> **What you will do**
Give an exact copy of every line, leaving images out.

> **Working data**
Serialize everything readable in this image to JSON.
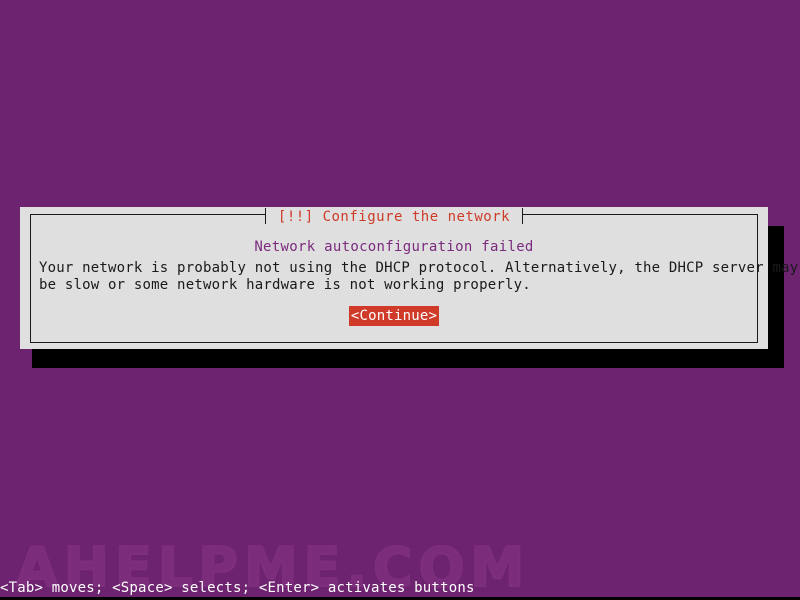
{
  "screen": {
    "background_color": "#6e2370",
    "watermark_text": "AHELPME.COM"
  },
  "dialog": {
    "title": "[!!] Configure the network",
    "title_color": "#cf3b28",
    "background_color": "#dfdfdf",
    "border_color": "#1a1a1a",
    "headline": "Network autoconfiguration failed",
    "headline_color": "#7b2a7e",
    "body_lines": [
      "Your network is probably not using the DHCP protocol. Alternatively, the DHCP server may",
      "be slow or some network hardware is not working properly."
    ],
    "buttons": [
      {
        "label": "<Continue>",
        "selected": true,
        "background_color": "#cf3b28",
        "text_color": "#ffffff"
      }
    ]
  },
  "status_bar": {
    "text": "<Tab> moves; <Space> selects; <Enter> activates buttons",
    "text_color": "#ffffff"
  }
}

> **Task output**
Serialize everything readable in this image to JSON.
{
  "screen": {
    "background_color": "#6e2370",
    "watermark_text": "AHELPME.COM"
  },
  "dialog": {
    "title": "[!!] Configure the network",
    "title_color": "#cf3b28",
    "background_color": "#dfdfdf",
    "border_color": "#1a1a1a",
    "headline": "Network autoconfiguration failed",
    "headline_color": "#7b2a7e",
    "body_lines": [
      "Your network is probably not using the DHCP protocol. Alternatively, the DHCP server may",
      "be slow or some network hardware is not working properly."
    ],
    "buttons": [
      {
        "label": "<Continue>",
        "selected": true,
        "background_color": "#cf3b28",
        "text_color": "#ffffff"
      }
    ]
  },
  "status_bar": {
    "text": "<Tab> moves; <Space> selects; <Enter> activates buttons",
    "text_color": "#ffffff"
  }
}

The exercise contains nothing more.